* START *

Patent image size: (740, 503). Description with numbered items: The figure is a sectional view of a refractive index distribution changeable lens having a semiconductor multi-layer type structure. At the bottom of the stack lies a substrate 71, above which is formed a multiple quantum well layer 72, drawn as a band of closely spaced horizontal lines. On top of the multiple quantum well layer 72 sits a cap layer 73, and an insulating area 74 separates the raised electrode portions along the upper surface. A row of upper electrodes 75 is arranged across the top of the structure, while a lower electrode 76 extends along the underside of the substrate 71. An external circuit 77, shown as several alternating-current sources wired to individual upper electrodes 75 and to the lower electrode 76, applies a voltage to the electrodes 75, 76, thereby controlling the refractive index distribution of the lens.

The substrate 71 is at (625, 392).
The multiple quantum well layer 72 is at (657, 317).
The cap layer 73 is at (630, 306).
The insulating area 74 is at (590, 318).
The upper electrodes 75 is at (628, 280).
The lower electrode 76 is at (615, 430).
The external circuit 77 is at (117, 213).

* END *

» **Given request**
Copy the data from the very top through the line containing "The upper electrodes 75 is at (628, 280).", substituting "cross-sectional view" for "sectional view" and leaving everything else unchanged. Return only those lines.

» **Completed exercise**
Patent image size: (740, 503). Description with numbered items: The figure is a cross-sectional view of a refractive index distribution changeable lens having a semiconductor multi-layer type structure. At the bottom of the stack lies a substrate 71, above which is formed a multiple quantum well layer 72, drawn as a band of closely spaced horizontal lines. On top of the multiple quantum well layer 72 sits a cap layer 73, and an insulating area 74 separates the raised electrode portions along the upper surface. A row of upper electrodes 75 is arranged across the top of the structure, while a lower electrode 76 extends along the underside of the substrate 71. An external circuit 77, shown as several alternating-current sources wired to individual upper electrodes 75 and to the lower electrode 76, applies a voltage to the electrodes 75, 76, thereby controlling the refractive index distribution of the lens.

The substrate 71 is at (625, 392).
The multiple quantum well layer 72 is at (657, 317).
The cap layer 73 is at (630, 306).
The insulating area 74 is at (590, 318).
The upper electrodes 75 is at (628, 280).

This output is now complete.